● Dataset:
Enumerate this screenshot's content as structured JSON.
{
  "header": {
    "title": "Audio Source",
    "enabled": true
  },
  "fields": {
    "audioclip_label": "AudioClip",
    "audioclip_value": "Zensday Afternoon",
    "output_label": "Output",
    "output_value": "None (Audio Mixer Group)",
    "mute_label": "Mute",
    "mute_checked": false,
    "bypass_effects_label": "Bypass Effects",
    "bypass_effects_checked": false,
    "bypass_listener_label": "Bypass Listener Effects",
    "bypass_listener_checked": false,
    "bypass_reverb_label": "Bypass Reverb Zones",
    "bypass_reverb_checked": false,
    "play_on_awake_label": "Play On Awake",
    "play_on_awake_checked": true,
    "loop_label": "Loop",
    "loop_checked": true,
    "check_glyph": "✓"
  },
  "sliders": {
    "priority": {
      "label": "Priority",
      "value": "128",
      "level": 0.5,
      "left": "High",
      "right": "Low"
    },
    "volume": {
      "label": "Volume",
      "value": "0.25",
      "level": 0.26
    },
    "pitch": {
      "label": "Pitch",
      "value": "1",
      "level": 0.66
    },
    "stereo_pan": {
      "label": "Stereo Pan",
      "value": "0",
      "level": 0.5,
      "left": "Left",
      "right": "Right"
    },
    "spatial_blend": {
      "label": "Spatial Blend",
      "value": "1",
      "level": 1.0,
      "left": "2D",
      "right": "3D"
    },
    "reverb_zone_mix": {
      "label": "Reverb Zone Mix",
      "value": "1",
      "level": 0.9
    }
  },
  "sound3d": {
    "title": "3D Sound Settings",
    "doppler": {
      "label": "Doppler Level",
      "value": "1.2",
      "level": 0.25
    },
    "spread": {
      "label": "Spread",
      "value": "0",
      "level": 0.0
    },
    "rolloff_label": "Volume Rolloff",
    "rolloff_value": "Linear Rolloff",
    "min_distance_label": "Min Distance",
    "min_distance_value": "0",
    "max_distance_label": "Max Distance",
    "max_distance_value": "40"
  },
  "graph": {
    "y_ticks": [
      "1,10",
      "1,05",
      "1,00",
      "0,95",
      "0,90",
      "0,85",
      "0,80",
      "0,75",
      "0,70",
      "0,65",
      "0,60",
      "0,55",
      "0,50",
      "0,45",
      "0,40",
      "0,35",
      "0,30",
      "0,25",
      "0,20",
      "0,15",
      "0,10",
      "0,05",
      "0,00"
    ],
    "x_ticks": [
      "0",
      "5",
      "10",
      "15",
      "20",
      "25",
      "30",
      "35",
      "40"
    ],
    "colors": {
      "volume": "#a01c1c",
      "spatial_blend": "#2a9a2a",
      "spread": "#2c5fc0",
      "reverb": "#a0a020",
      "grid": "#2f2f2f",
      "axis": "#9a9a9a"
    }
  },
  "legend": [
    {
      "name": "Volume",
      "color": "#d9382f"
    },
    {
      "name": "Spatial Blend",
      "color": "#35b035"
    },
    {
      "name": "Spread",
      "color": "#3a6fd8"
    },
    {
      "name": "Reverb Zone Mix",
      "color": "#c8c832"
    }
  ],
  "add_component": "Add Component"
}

● What you should do: Within the material above, find the lines that contain the word "name"; copy them.

● The reply:
      "name": "Volume",
      "name": "Spatial Blend",
      "name": "Spread",
      "name": "Reverb Zone Mix",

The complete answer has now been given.